# Recorded data
###
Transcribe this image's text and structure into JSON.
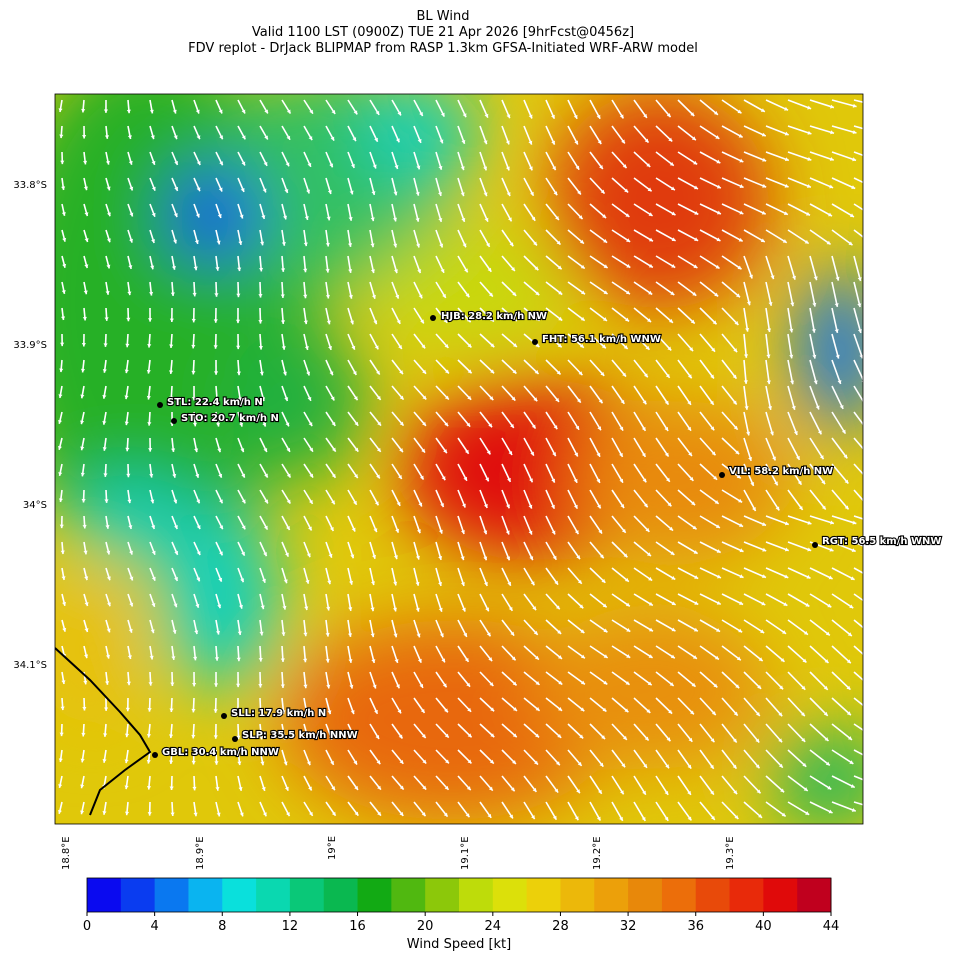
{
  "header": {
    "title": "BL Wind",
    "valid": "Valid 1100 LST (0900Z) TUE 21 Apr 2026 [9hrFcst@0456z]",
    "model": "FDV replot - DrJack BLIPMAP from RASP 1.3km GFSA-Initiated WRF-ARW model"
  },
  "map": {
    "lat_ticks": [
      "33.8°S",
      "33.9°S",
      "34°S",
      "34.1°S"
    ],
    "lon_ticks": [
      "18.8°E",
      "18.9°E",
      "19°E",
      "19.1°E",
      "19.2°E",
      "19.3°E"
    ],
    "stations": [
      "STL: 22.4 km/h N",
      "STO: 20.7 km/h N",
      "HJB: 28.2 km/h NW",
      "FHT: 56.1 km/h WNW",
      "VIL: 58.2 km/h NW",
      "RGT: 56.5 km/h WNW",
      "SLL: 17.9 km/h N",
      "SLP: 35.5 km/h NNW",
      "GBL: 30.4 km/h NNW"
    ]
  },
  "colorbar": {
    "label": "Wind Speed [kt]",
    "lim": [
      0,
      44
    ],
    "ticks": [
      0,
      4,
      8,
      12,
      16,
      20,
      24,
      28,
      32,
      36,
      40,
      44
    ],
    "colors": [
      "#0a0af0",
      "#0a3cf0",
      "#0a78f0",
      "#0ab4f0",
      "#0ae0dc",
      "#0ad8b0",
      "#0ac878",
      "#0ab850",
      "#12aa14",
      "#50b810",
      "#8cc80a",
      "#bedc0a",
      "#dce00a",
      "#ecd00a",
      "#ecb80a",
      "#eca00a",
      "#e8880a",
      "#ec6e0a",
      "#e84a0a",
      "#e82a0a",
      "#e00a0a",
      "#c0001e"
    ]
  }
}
###
Retype all entries exactly as they appear, dropping the images.

Transcribe this image's text and structure into JSON.
{
  "header": {
    "title": "BL Wind",
    "valid": "Valid 1100 LST (0900Z) TUE 21 Apr 2026 [9hrFcst@0456z]",
    "model": "FDV replot - DrJack BLIPMAP from RASP 1.3km GFSA-Initiated WRF-ARW model"
  },
  "map": {
    "lat_ticks": [
      "33.8°S",
      "33.9°S",
      "34°S",
      "34.1°S"
    ],
    "lon_ticks": [
      "18.8°E",
      "18.9°E",
      "19°E",
      "19.1°E",
      "19.2°E",
      "19.3°E"
    ],
    "stations": [
      "STL: 22.4 km/h N",
      "STO: 20.7 km/h N",
      "HJB: 28.2 km/h NW",
      "FHT: 56.1 km/h WNW",
      "VIL: 58.2 km/h NW",
      "RGT: 56.5 km/h WNW",
      "SLL: 17.9 km/h N",
      "SLP: 35.5 km/h NNW",
      "GBL: 30.4 km/h NNW"
    ]
  },
  "colorbar": {
    "label": "Wind Speed [kt]",
    "lim": [
      0,
      44
    ],
    "ticks": [
      0,
      4,
      8,
      12,
      16,
      20,
      24,
      28,
      32,
      36,
      40,
      44
    ],
    "colors": [
      "#0a0af0",
      "#0a3cf0",
      "#0a78f0",
      "#0ab4f0",
      "#0ae0dc",
      "#0ad8b0",
      "#0ac878",
      "#0ab850",
      "#12aa14",
      "#50b810",
      "#8cc80a",
      "#bedc0a",
      "#dce00a",
      "#ecd00a",
      "#ecb80a",
      "#eca00a",
      "#e8880a",
      "#ec6e0a",
      "#e84a0a",
      "#e82a0a",
      "#e00a0a",
      "#c0001e"
    ]
  }
}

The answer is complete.